**TO BE DONE**
Please retype the text on filtering tickers by trading days, starting at "Not all tickers" and ending at "of trading days.".

**SOURCE**
++++++

Not all tickers in our dataset have the maximum number of trading days for various reasons, such as acquisition or delisting events. Let's collect only those tickers with the maximum number of trading days.

First, let's compute the number of records for a firm that we know has the maximum value, e.g., `AAPL`, and save that value in the `maximum_number_trading_out_of_sample_days::Int64` variable:

In [3]:
maximum_number_trading_out_of_sample_days = original_out_of_sample_dataset["AAPL"] |> nrow; # maximum number of trading days in our dataset 

Now, let's iterate through our data and collect only tickers with `maximum_number_trading_out_of_sample_days` records. Save that data in the `dataset::Dict{String,DataFrame}` variable:

In [4]:
dataset = let

    # initialize -
    dataset = Dict{String, DataFrame}();

    # iterate through the dictionary; we can't guarantee a particular order
    for (ticker, data) ∈ original_out_of_sample_dataset  # we get each (K, V) pair!

++++++

Annotated region listings
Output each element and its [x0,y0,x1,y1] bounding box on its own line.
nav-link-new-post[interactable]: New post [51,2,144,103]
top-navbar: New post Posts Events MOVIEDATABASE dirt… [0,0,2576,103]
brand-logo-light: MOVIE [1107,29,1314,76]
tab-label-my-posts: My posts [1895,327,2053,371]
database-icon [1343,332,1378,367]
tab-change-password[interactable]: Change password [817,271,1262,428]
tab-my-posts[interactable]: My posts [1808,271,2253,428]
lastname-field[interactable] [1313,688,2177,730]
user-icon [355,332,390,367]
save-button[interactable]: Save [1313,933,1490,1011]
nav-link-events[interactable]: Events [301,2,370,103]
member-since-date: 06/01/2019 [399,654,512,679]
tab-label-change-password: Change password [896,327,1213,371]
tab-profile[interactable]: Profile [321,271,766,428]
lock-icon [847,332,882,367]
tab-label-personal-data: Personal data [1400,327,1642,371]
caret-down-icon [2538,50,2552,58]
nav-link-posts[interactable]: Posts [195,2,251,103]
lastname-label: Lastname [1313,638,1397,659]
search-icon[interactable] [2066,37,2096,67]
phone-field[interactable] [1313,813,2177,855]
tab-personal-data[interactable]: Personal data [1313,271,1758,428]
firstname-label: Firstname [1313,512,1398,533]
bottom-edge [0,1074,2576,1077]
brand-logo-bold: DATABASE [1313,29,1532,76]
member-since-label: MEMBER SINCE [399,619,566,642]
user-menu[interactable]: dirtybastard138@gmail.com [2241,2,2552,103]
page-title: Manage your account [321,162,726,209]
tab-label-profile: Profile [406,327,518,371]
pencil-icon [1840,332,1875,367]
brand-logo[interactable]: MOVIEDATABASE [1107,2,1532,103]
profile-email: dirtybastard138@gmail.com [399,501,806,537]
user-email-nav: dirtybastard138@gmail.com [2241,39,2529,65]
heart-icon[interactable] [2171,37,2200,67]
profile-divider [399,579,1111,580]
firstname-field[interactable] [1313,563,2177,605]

++++++

**COMPLETE OUTPUT**
Not all tickers in our dataset have the maximum number of trading days for various reasons, such as acquisition or delisting events. Let's collect only those tickers with the maximum number of trading days.